Aim of the exercise. Restate all of the entries exactly, dropping any pictures they hold.

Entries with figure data
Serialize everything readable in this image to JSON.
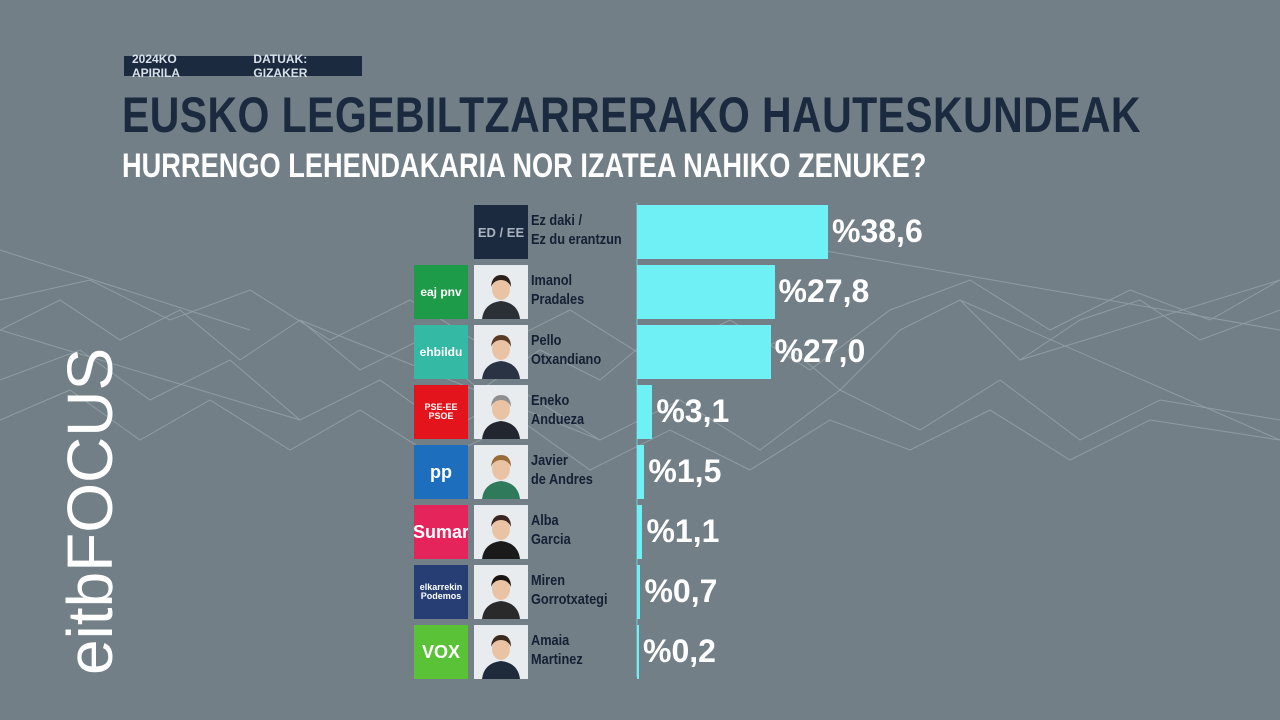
{
  "header": {
    "date_tag": "2024KO APIRILA",
    "source_tag": "DATUAK: GIZAKER",
    "title": "EUSKO LEGEBILTZARRERAKO HAUTESKUNDEAK",
    "subtitle": "HURRENGO LEHENDAKARIA NOR IZATEA NAHIKO ZENUKE?"
  },
  "brand": {
    "logo_text": "eitbFOCUS"
  },
  "colors": {
    "bar": "#6ff0f5",
    "title": "#1c2a3f",
    "background": "#727f87"
  },
  "chart_data": {
    "type": "bar",
    "orientation": "horizontal",
    "title": "HURRENGO LEHENDAKARIA NOR IZATEA NAHIKO ZENUKE?",
    "unit": "%",
    "xlim": [
      0,
      40
    ],
    "rows": [
      {
        "party_label": "",
        "party_color": "",
        "photo_label": "ED / EE",
        "name_line1": "Ez daki /",
        "name_line2": "Ez du erantzun",
        "value": 38.6,
        "value_label": "%38,6"
      },
      {
        "party_label": "eaj pnv",
        "party_color": "#1e9b48",
        "name_line1": "Imanol",
        "name_line2": "Pradales",
        "value": 27.8,
        "value_label": "%27,8"
      },
      {
        "party_label": "ehbildu",
        "party_color": "#34b9a4",
        "name_line1": "Pello",
        "name_line2": "Otxandiano",
        "value": 27.0,
        "value_label": "%27,0"
      },
      {
        "party_label": "PSE-EE PSOE",
        "party_color": "#e3141c",
        "name_line1": "Eneko",
        "name_line2": "Andueza",
        "value": 3.1,
        "value_label": "%3,1"
      },
      {
        "party_label": "pp",
        "party_color": "#1d6fbd",
        "name_line1": "Javier",
        "name_line2": "de Andres",
        "value": 1.5,
        "value_label": "%1,5"
      },
      {
        "party_label": "Sumar",
        "party_color": "#e5245b",
        "name_line1": "Alba",
        "name_line2": "Garcia",
        "value": 1.1,
        "value_label": "%1,1"
      },
      {
        "party_label": "elkarrekin Podemos",
        "party_color": "#263e73",
        "name_line1": "Miren",
        "name_line2": "Gorrotxategi",
        "value": 0.7,
        "value_label": "%0,7"
      },
      {
        "party_label": "VOX",
        "party_color": "#5ac236",
        "name_line1": "Amaia",
        "name_line2": "Martinez",
        "value": 0.2,
        "value_label": "%0,2"
      }
    ]
  }
}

Output of the exercise.
Serialize everything readable in this image to JSON.
{
  "header": {
    "date_tag": "2024KO APIRILA",
    "source_tag": "DATUAK: GIZAKER",
    "title": "EUSKO LEGEBILTZARRERAKO HAUTESKUNDEAK",
    "subtitle": "HURRENGO LEHENDAKARIA NOR IZATEA NAHIKO ZENUKE?"
  },
  "brand": {
    "logo_text": "eitbFOCUS"
  },
  "colors": {
    "bar": "#6ff0f5",
    "title": "#1c2a3f",
    "background": "#727f87"
  },
  "chart_data": {
    "type": "bar",
    "orientation": "horizontal",
    "title": "HURRENGO LEHENDAKARIA NOR IZATEA NAHIKO ZENUKE?",
    "unit": "%",
    "xlim": [
      0,
      40
    ],
    "rows": [
      {
        "party_label": "",
        "party_color": "",
        "photo_label": "ED / EE",
        "name_line1": "Ez daki /",
        "name_line2": "Ez du erantzun",
        "value": 38.6,
        "value_label": "%38,6"
      },
      {
        "party_label": "eaj pnv",
        "party_color": "#1e9b48",
        "name_line1": "Imanol",
        "name_line2": "Pradales",
        "value": 27.8,
        "value_label": "%27,8"
      },
      {
        "party_label": "ehbildu",
        "party_color": "#34b9a4",
        "name_line1": "Pello",
        "name_line2": "Otxandiano",
        "value": 27.0,
        "value_label": "%27,0"
      },
      {
        "party_label": "PSE-EE PSOE",
        "party_color": "#e3141c",
        "name_line1": "Eneko",
        "name_line2": "Andueza",
        "value": 3.1,
        "value_label": "%3,1"
      },
      {
        "party_label": "pp",
        "party_color": "#1d6fbd",
        "name_line1": "Javier",
        "name_line2": "de Andres",
        "value": 1.5,
        "value_label": "%1,5"
      },
      {
        "party_label": "Sumar",
        "party_color": "#e5245b",
        "name_line1": "Alba",
        "name_line2": "Garcia",
        "value": 1.1,
        "value_label": "%1,1"
      },
      {
        "party_label": "elkarrekin Podemos",
        "party_color": "#263e73",
        "name_line1": "Miren",
        "name_line2": "Gorrotxategi",
        "value": 0.7,
        "value_label": "%0,7"
      },
      {
        "party_label": "VOX",
        "party_color": "#5ac236",
        "name_line1": "Amaia",
        "name_line2": "Martinez",
        "value": 0.2,
        "value_label": "%0,2"
      }
    ]
  }
}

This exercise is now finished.